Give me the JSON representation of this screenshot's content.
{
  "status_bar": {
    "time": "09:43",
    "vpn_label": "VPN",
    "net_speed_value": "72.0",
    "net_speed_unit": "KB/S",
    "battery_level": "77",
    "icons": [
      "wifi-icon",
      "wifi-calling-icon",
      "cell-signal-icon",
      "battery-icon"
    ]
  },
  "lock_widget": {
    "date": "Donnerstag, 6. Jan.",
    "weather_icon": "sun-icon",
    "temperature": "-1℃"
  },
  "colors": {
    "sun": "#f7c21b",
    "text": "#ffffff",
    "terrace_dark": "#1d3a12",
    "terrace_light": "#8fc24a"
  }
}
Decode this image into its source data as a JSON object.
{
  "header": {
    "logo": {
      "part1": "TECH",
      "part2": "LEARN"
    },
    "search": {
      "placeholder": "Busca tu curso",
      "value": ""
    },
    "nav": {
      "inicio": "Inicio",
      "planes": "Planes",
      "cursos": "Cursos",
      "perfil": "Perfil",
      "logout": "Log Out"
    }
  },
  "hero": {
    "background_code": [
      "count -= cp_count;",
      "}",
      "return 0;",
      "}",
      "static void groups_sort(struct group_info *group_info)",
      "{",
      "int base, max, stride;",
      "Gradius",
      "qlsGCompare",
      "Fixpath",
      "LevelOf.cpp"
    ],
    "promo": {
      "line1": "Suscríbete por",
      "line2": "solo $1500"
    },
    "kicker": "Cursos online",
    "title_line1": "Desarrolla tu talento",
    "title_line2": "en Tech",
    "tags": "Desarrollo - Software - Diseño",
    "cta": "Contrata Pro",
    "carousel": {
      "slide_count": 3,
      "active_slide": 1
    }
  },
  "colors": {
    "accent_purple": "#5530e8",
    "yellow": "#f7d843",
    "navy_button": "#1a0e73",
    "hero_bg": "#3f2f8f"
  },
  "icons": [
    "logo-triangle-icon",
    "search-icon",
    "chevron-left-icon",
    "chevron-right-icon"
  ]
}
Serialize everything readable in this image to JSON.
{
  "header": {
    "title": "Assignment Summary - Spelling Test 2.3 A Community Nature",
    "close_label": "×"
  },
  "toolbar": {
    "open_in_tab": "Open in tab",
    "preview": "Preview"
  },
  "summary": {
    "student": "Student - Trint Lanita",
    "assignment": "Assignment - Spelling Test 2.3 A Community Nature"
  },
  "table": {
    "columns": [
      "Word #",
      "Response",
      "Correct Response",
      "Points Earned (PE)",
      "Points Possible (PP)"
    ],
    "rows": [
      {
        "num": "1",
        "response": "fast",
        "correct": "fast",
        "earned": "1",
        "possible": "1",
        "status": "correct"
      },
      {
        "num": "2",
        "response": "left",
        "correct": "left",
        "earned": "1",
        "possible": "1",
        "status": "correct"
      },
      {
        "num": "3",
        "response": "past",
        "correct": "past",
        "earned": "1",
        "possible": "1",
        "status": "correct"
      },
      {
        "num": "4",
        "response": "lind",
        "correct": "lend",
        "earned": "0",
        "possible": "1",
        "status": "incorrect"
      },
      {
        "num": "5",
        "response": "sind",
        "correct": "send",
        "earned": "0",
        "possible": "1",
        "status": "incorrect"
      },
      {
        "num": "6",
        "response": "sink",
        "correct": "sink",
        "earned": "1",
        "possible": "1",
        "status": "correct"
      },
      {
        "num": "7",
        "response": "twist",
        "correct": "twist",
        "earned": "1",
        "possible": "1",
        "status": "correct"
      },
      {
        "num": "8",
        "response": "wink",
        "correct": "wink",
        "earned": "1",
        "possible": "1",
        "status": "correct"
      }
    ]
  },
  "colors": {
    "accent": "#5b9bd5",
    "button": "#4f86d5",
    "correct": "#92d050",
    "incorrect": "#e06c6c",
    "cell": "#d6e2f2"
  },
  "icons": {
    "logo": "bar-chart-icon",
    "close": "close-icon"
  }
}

------

Goal of the exercise:
Quote every line of the data, word for word.

Response:
Give me the JSON representation of this screenshot's content.
{
  "status_bar": {
    "time": "09:43",
    "vpn_label": "VPN",
    "net_speed_value": "72.0",
    "net_speed_unit": "KB/S",
    "battery_level": "77",
    "icons": [
      "wifi-icon",
      "wifi-calling-icon",
      "cell-signal-icon",
      "battery-icon"
    ]
  },
  "lock_widget": {
    "date": "Donnerstag, 6. Jan.",
    "weather_icon": "sun-icon",
    "temperature": "-1℃"
  },
  "colors": {
    "sun": "#f7c21b",
    "text": "#ffffff",
    "terrace_dark": "#1d3a12",
    "terrace_light": "#8fc24a"
  }
}
Decode this image into its source data as a JSON object.
{
  "header": {
    "logo": {
      "part1": "TECH",
      "part2": "LEARN"
    },
    "search": {
      "placeholder": "Busca tu curso",
      "value": ""
    },
    "nav": {
      "inicio": "Inicio",
      "planes": "Planes",
      "cursos": "Cursos",
      "perfil": "Perfil",
      "logout": "Log Out"
    }
  },
  "hero": {
    "background_code": [
      "count -= cp_count;",
      "}",
      "return 0;",
      "}",
      "static void groups_sort(struct group_info *group_info)",
      "{",
      "int base, max, stride;",
      "Gradius",
      "qlsGCompare",
      "Fixpath",
      "LevelOf.cpp"
    ],
    "promo": {
      "line1": "Suscríbete por",
      "line2": "solo $1500"
    },
    "kicker": "Cursos online",
    "title_line1": "Desarrolla tu talento",
    "title_line2": "en Tech",
    "tags": "Desarrollo - Software - Diseño",
    "cta": "Contrata Pro",
    "carousel": {
      "slide_count": 3,
      "active_slide": 1
    }
  },
  "colors": {
    "accent_purple": "#5530e8",
    "yellow": "#f7d843",
    "navy_button": "#1a0e73",
    "hero_bg": "#3f2f8f"
  },
  "icons": [
    "logo-triangle-icon",
    "search-icon",
    "chevron-left-icon",
    "chevron-right-icon"
  ]
}
Serialize everything readable in this image to JSON.
{
  "header": {
    "title": "Assignment Summary - Spelling Test 2.3 A Community Nature",
    "close_label": "×"
  },
  "toolbar": {
    "open_in_tab": "Open in tab",
    "preview": "Preview"
  },
  "summary": {
    "student": "Student - Trint Lanita",
    "assignment": "Assignment - Spelling Test 2.3 A Community Nature"
  },
  "table": {
    "columns": [
      "Word #",
      "Response",
      "Correct Response",
      "Points Earned (PE)",
      "Points Possible (PP)"
    ],
    "rows": [
      {
        "num": "1",
        "response": "fast",
        "correct": "fast",
        "earned": "1",
        "possible": "1",
        "status": "correct"
      },
      {
        "num": "2",
        "response": "left",
        "correct": "left",
        "earned": "1",
        "possible": "1",
        "status": "correct"
      },
      {
        "num": "3",
        "response": "past",
        "correct": "past",
        "earned": "1",
        "possible": "1",
        "status": "correct"
      },
      {
        "num": "4",
        "response": "lind",
        "correct": "lend",
        "earned": "0",
        "possible": "1",
        "status": "incorrect"
      },
      {
        "num": "5",
        "response": "sind",
        "correct": "send",
        "earned": "0",
        "possible": "1",
        "status": "incorrect"
      },
      {
        "num": "6",
        "response": "sink",
        "correct": "sink",
        "earned": "1",
        "possible": "1",
        "status": "correct"
      },
      {
        "num": "7",
        "response": "twist",
        "correct": "twist",
        "earned": "1",
        "possible": "1",
        "status": "correct"
      },
      {
        "num": "8",
        "response": "wink",
        "correct": "wink",
        "earned": "1",
        "possible": "1",
        "status": "correct"
      }
    ]
  },
  "colors": {
    "accent": "#5b9bd5",
    "button": "#4f86d5",
    "correct": "#92d050",
    "incorrect": "#e06c6c",
    "cell": "#d6e2f2"
  },
  "icons": {
    "logo": "bar-chart-icon",
    "close": "close-icon"
  }
}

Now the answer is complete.